-- start Source material --

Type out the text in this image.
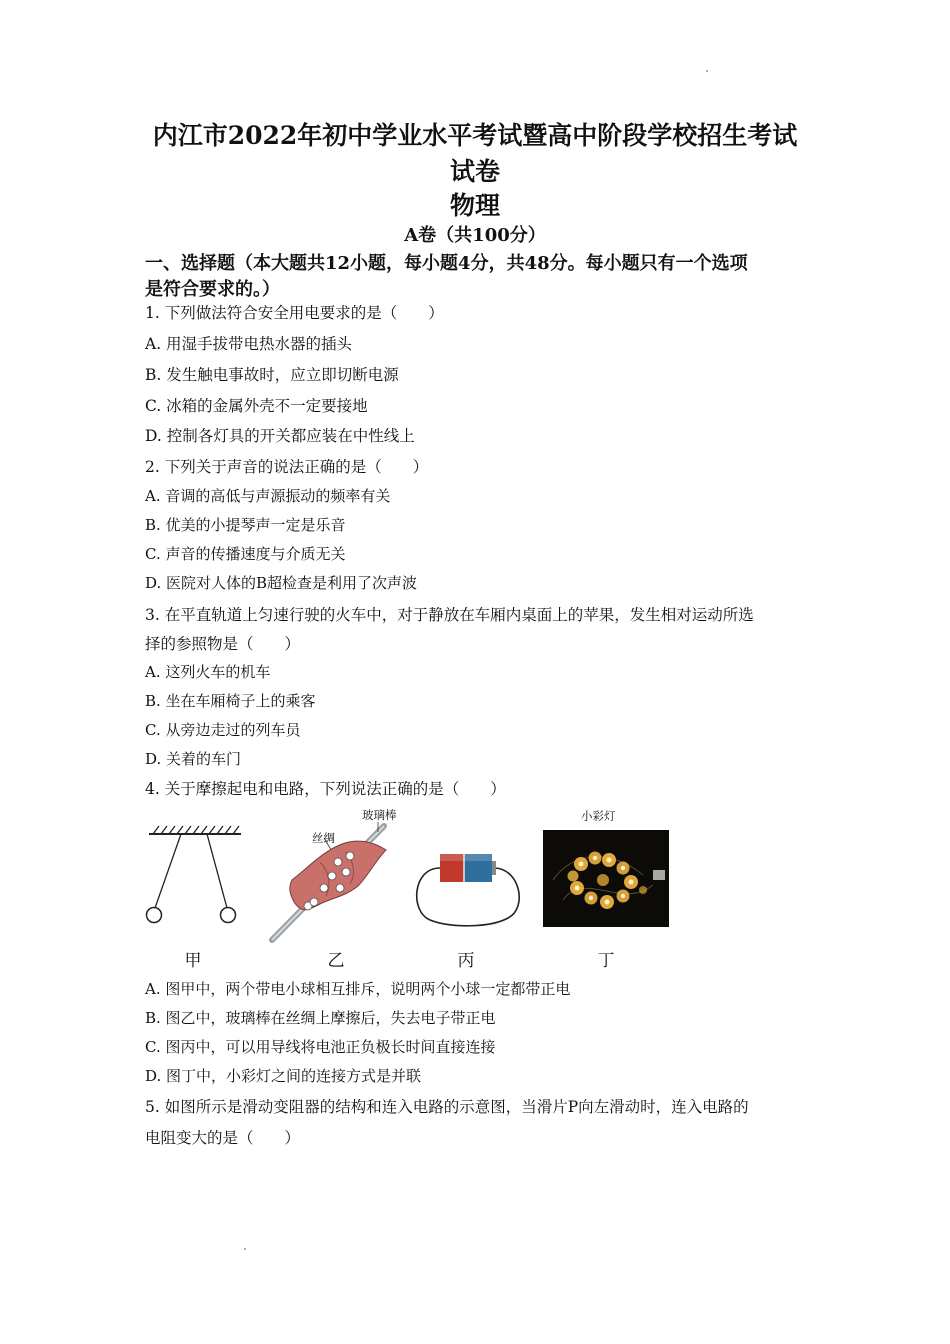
内江市2022年初中学业水平考试暨高中阶段学校招生考试
试卷
物理
A卷（共100分）
一、选择题（本大题共12小题，每小题4分，共48分。每小题只有一个选项
是符合要求的。）
1. 下列做法符合安全用电要求的是（　　）
A. 用湿手拔带电热水器的插头
B. 发生触电事故时，应立即切断电源
C. 冰箱的金属外壳不一定要接地
D. 控制各灯具的开关都应装在中性线上
2. 下列关于声音的说法正确的是（　　）
A. 音调的高低与声源振动的频率有关
B. 优美的小提琴声一定是乐音
C. 声音的传播速度与介质无关
D. 医院对人体的B超检查是利用了次声波
3. 在平直轨道上匀速行驶的火车中，对于静放在车厢内桌面上的苹果，发生相对运动所选
择的参照物是（　　）
A. 这列火车的机车
B. 坐在车厢椅子上的乘客
C. 从旁边走过的列车员
D. 关着的车门
4. 关于摩擦起电和电路，下列说法正确的是（　　）
玻璃棒
丝绸
小彩灯
甲	乙	丙	丁
A. 图甲中，两个带电小球相互排斥，说明两个小球一定都带正电
B. 图乙中，玻璃棒在丝绸上摩擦后，失去电子带正电
C. 图丙中，可以用导线将电池正负极长时间直接连接
D. 图丁中，小彩灯之间的连接方式是并联
5. 如图所示是滑动变阻器的结构和连入电路的示意图，当滑片P向左滑动时，连入电路的
电阻变大的是（　　）
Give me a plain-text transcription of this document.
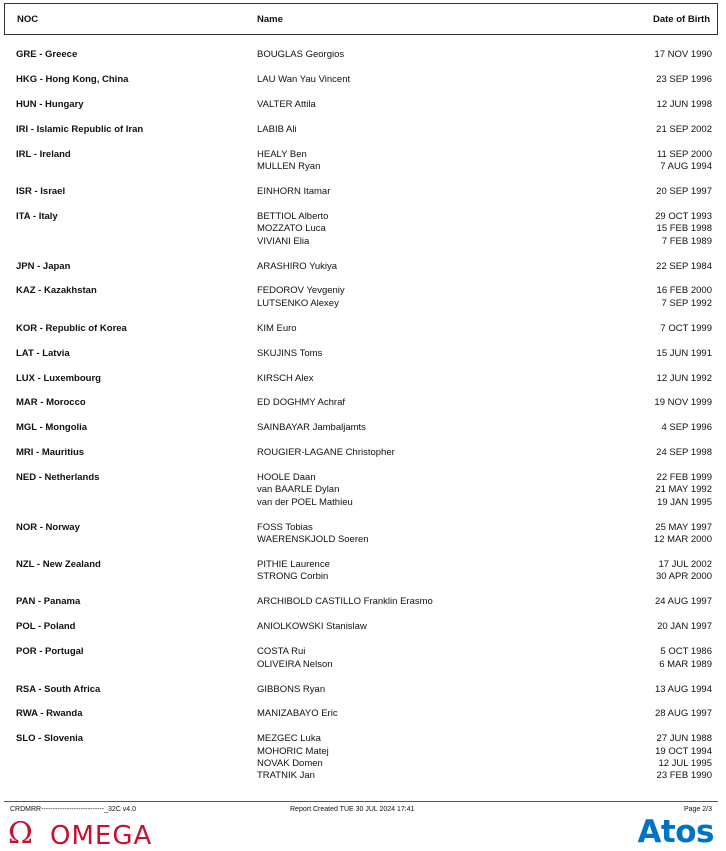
NOC	Name	Date of Birth
GRE - Greece	BOUGLAS Georgios	17 NOV 1990
HKG - Hong Kong, China	LAU Wan Yau Vincent	23 SEP 1996
HUN - Hungary	VALTER Attila	12 JUN 1998
IRI - Islamic Republic of Iran	LABIB Ali	21 SEP 2002
IRL - Ireland	HEALY Ben	11 SEP 2000
MULLEN Ryan	7 AUG 1994
ISR - Israel	EINHORN Itamar	20 SEP 1997
ITA - Italy	BETTIOL Alberto	29 OCT 1993
MOZZATO Luca	15 FEB 1998
VIVIANI Elia	7 FEB 1989
JPN - Japan	ARASHIRO Yukiya	22 SEP 1984
KAZ - Kazakhstan	FEDOROV Yevgeniy	16 FEB 2000
LUTSENKO Alexey	7 SEP 1992
KOR - Republic of Korea	KIM Euro	7 OCT 1999
LAT - Latvia	SKUJINS Toms	15 JUN 1991
LUX - Luxembourg	KIRSCH Alex	12 JUN 1992
MAR - Morocco	ED DOGHMY Achraf	19 NOV 1999
MGL - Mongolia	SAINBAYAR Jambaljamts	4 SEP 1996
MRI - Mauritius	ROUGIER-LAGANE Christopher	24 SEP 1998
NED - Netherlands	HOOLE Daan	22 FEB 1999
van BAARLE Dylan	21 MAY 1992
van der POEL Mathieu	19 JAN 1995
NOR - Norway	FOSS Tobias	25 MAY 1997
WAERENSKJOLD Soeren	12 MAR 2000
NZL - New Zealand	PITHIE Laurence	17 JUL 2002
STRONG Corbin	30 APR 2000
PAN - Panama	ARCHIBOLD CASTILLO Franklin Erasmo	24 AUG 1997
POL - Poland	ANIOLKOWSKI Stanislaw	20 JAN 1997
POR - Portugal	COSTA Rui	5 OCT 1986
OLIVEIRA Nelson	6 MAR 1989
RSA - South Africa	GIBBONS Ryan	13 AUG 1994
RWA - Rwanda	MANIZABAYO Eric	28 AUG 1997
SLO - Slovenia	MEZGEC Luka	27 JUN 1988
MOHORIC Matej	19 OCT 1994
NOVAK Domen	12 JUL 1995
TRATNIK Jan	23 FEB 1990
CRDMRR---------------------------_32C v4.0	Report Created TUE 30 JUL 2024 17:41	Page 2/3
Ω OMEGA	Atos
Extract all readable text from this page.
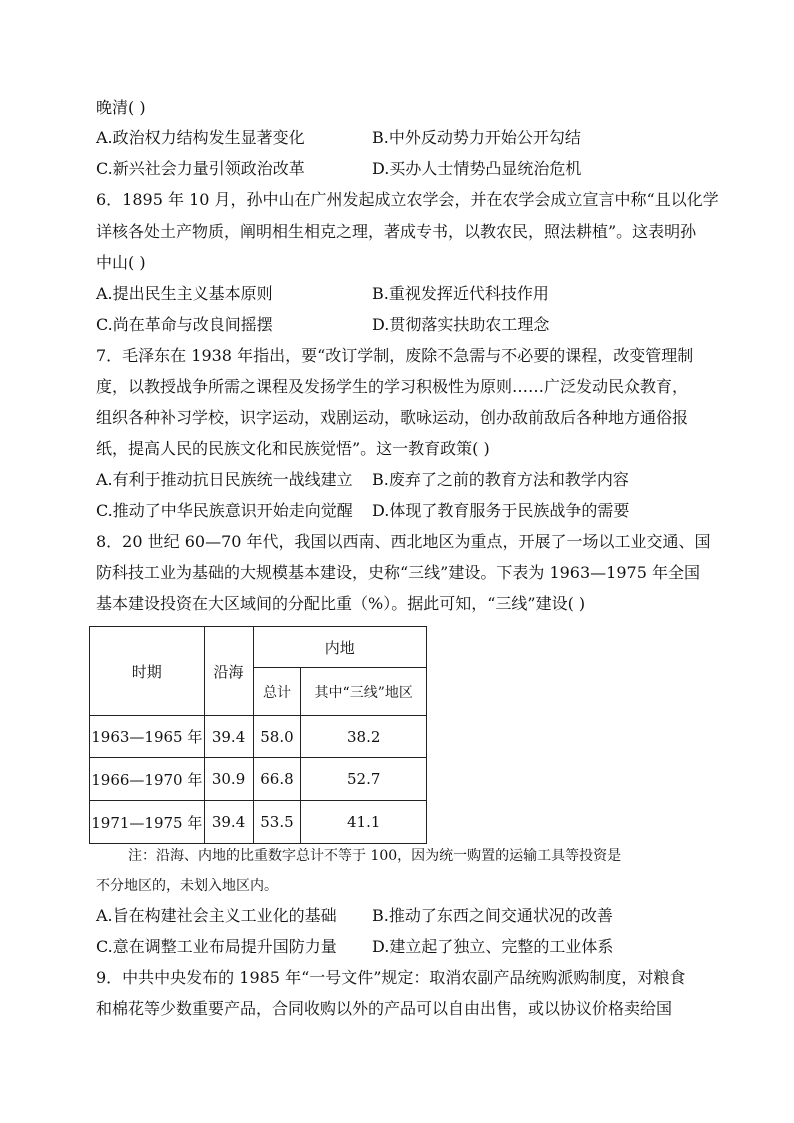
晚清( )
A.政治权力结构发生显著变化	B.中外反动势力开始公开勾结
C.新兴社会力量引领政治改革	D.买办人士情势凸显统治危机
6．1895 年 10 月，孙中山在广州发起成立农学会，并在农学会成立宣言中称“且以化学
详核各处土产物质，阐明相生相克之理，著成专书，以教农民，照法耕植”。这表明孙
中山( )
A.提出民生主义基本原则	B.重视发挥近代科技作用
C.尚在革命与改良间摇摆	D.贯彻落实扶助农工理念
7．毛泽东在 1938 年指出，要“改订学制，废除不急需与不必要的课程，改变管理制
度，以教授战争所需之课程及发扬学生的学习积极性为原则……广泛发动民众教育，
组织各种补习学校，识字运动，戏剧运动，歌咏运动，创办敌前敌后各种地方通俗报
纸，提高人民的民族文化和民族觉悟”。这一教育政策( )
A.有利于推动抗日民族统一战线建立 B.废弃了之前的教育方法和教学内容
C.推动了中华民族意识开始走向觉醒 D.体现了教育服务于民族战争的需要
8．20 世纪 60—70 年代，我国以西南、西北地区为重点，开展了一场以工业交通、国
防科技工业为基础的大规模基本建设，史称“三线”建设。下表为 1963—1975 年全国
基本建设投资在大区域间的分配比重（%）。据此可知，“三线”建设( )
时期	沿海	内地	
		总计	其中“三线”地区
1963—1965 年	39.4	58.0	38.2
1966—1970 年	30.9	66.8	52.7
1971—1975 年	39.4	53.5	41.1
注：沿海、内地的比重数字总计不等于 100，因为统一购置的运输工具等投资是
不分地区的，未划入地区内。
A.旨在构建社会主义工业化的基础 B.推动了东西之间交通状况的改善
C.意在调整工业布局提升国防力量 D.建立起了独立、完整的工业体系
9．中共中央发布的 1985 年“一号文件”规定：取消农副产品统购派购制度，对粮食
和棉花等少数重要产品，合同收购以外的产品可以自由出售，或以协议价格卖给国
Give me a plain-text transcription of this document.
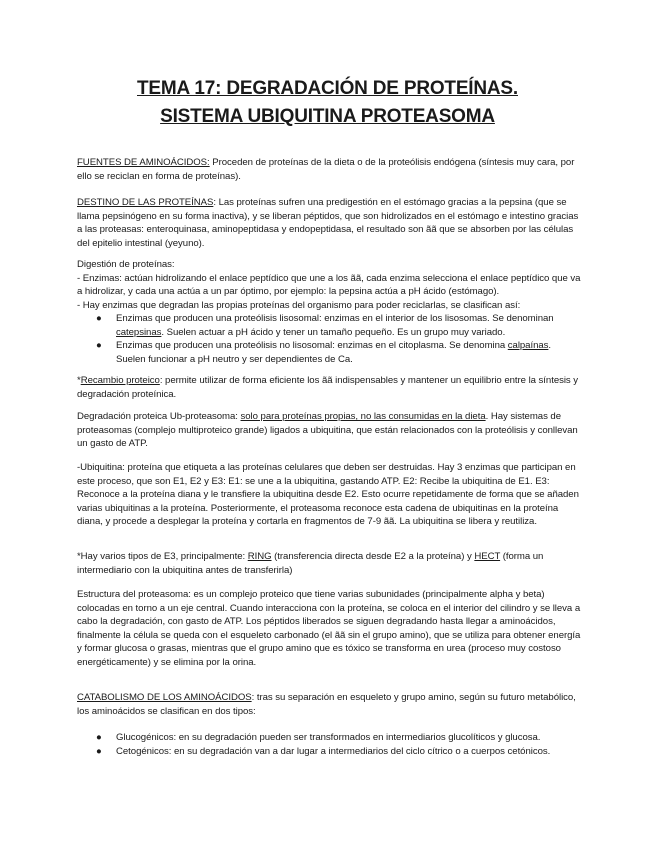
TEMA 17: DEGRADACIÓN DE PROTEÍNAS.
SISTEMA UBIQUITINA PROTEASOMA

FUENTES DE AMINOÁCIDOS: Proceden de proteínas de la dieta o de la proteólisis endógena (síntesis muy cara, por ello se reciclan en forma de proteínas).

DESTINO DE LAS PROTEÍNAS: Las proteínas sufren una predigestión en el estómago gracias a la pepsina (que se llama pepsinógeno en su forma inactiva), y se liberan péptidos, que son hidrolizados en el estómago e intestino gracias a las proteasas: enteroquinasa, aminopeptidasa y endopeptidasa, el resultado son ãã que se absorben por las células del epitelio intestinal (yeyuno).

Digestión de proteínas:
- Enzimas: actúan hidrolizando el enlace peptídico que une a los ãã, cada enzima selecciona el enlace peptídico que va a hidrolizar, y cada una actúa a un par óptimo, por ejemplo: la pepsina actúa a pH ácido (estómago).
- Hay enzimas que degradan las propias proteínas del organismo para poder reciclarlas, se clasifican así:
● Enzimas que producen una proteólisis lisosomal: enzimas en el interior de los lisosomas. Se denominan catepsinas. Suelen actuar a pH ácido y tener un tamaño pequeño. Es un grupo muy variado.
● Enzimas que producen una proteólisis no lisosomal: enzimas en el citoplasma. Se denomina calpaínas. Suelen funcionar a pH neutro y ser dependientes de Ca.

*Recambio proteico: permite utilizar de forma eficiente los ãã indispensables y mantener un equilibrio entre la síntesis y degradación proteínica.

Degradación proteica Ub-proteasoma: solo para proteínas propias, no las consumidas en la dieta. Hay sistemas de proteasomas (complejo multiproteico grande) ligados a ubiquitina, que están relacionados con la proteólisis y conllevan un gasto de ATP.

-Ubiquitina: proteína que etiqueta a las proteínas celulares que deben ser destruidas. Hay 3 enzimas que participan en este proceso, que son E1, E2 y E3: E1: se une a la ubiquitina, gastando ATP. E2: Recibe la ubiquitina de E1. E3: Reconoce a la proteína diana y le transfiere la ubiquitina desde E2. Esto ocurre repetidamente de forma que se añaden varias ubiquitinas a la proteína. Posteriormente, el proteasoma reconoce esta cadena de ubiquitinas en la proteína diana, y procede a desplegar la proteína y cortarla en fragmentos de 7-9 ãã. La ubiquitina se libera y reutiliza.

*Hay varios tipos de E3, principalmente: RING (transferencia directa desde E2 a la proteína) y HECT (forma un intermediario con la ubiquitina antes de transferirla)

Estructura del proteasoma: es un complejo proteico que tiene varias subunidades (principalmente alpha y beta) colocadas en torno a un eje central. Cuando interacciona con la proteína, se coloca en el interior del cilindro y se lleva a cabo la degradación, con gasto de ATP. Los péptidos liberados se siguen degradando hasta llegar a aminoácidos, finalmente la célula se queda con el esqueleto carbonado (el ãã sin el grupo amino), que se utiliza para obtener energía y formar glucosa o grasas, mientras que el grupo amino que es tóxico se transforma en urea (proceso muy costoso energéticamente) y se elimina por la orina.

CATABOLISMO DE LOS AMINOÁCIDOS: tras su separación en esqueleto y grupo amino, según su futuro metabólico, los aminoácidos se clasifican en dos tipos:

● Glucogénicos: en su degradación pueden ser transformados en intermediarios glucolíticos y glucosa.
● Cetogénicos: en su degradación van a dar lugar a intermediarios del ciclo cítrico o a cuerpos cetónicos.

-- end Source material --

> _Exercise description_: Select every line of the records holding the string "proceso".

> _Result of the exercise_:
-Ubiquitina: proteína que etiqueta a las proteínas celulares que deben ser destruidas. Hay 3 enzimas que participan en este proceso, que son E1, E2 y E3: E1: se une a la ubiquitina, gastando ATP. E2: Recibe la ubiquitina de E1. E3: Reconoce a la proteína diana y le transfiere la ubiquitina desde E2. Esto ocurre repetidamente de forma que se añaden varias ubiquitinas a la proteína. Posteriormente, el proteasoma reconoce esta cadena de ubiquitinas en la proteína diana, y procede a desplegar la proteína y cortarla en fragmentos de 7-9 ãã. La ubiquitina se libera y reutiliza.
Estructura del proteasoma: es un complejo proteico que tiene varias subunidades (principalmente alpha y beta) colocadas en torno a un eje central. Cuando interacciona con la proteína, se coloca en el interior del cilindro y se lleva a cabo la degradación, con gasto de ATP. Los péptidos liberados se siguen degradando hasta llegar a aminoácidos, finalmente la célula se queda con el esqueleto carbonado (el ãã sin el grupo amino), que se utiliza para obtener energía y formar glucosa o grasas, mientras que el grupo amino que es tóxico se transforma en urea (proceso muy costoso energéticamente) y se elimina por la orina.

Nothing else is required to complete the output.